§ The task: Your task is to extract every line from the material below exactly.

§ Material for the task:

-- -- --

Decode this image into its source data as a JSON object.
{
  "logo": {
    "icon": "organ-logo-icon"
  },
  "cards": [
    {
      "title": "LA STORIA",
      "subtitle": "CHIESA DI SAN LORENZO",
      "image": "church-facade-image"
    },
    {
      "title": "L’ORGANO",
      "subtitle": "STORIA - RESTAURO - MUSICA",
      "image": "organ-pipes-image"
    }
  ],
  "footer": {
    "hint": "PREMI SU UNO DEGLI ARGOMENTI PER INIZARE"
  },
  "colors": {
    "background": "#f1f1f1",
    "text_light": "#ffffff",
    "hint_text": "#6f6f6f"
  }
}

-- -- --

§ Worked answer:
Decode this image into its source data as a JSON object.
{
  "logo": {
    "icon": "organ-logo-icon"
  },
  "cards": [
    {
      "title": "LA STORIA",
      "subtitle": "CHIESA DI SAN LORENZO",
      "image": "church-facade-image"
    },
    {
      "title": "L’ORGANO",
      "subtitle": "STORIA - RESTAURO - MUSICA",
      "image": "organ-pipes-image"
    }
  ],
  "footer": {
    "hint": "PREMI SU UNO DEGLI ARGOMENTI PER INIZARE"
  },
  "colors": {
    "background": "#f1f1f1",
    "text_light": "#ffffff",
    "hint_text": "#6f6f6f"
  }
}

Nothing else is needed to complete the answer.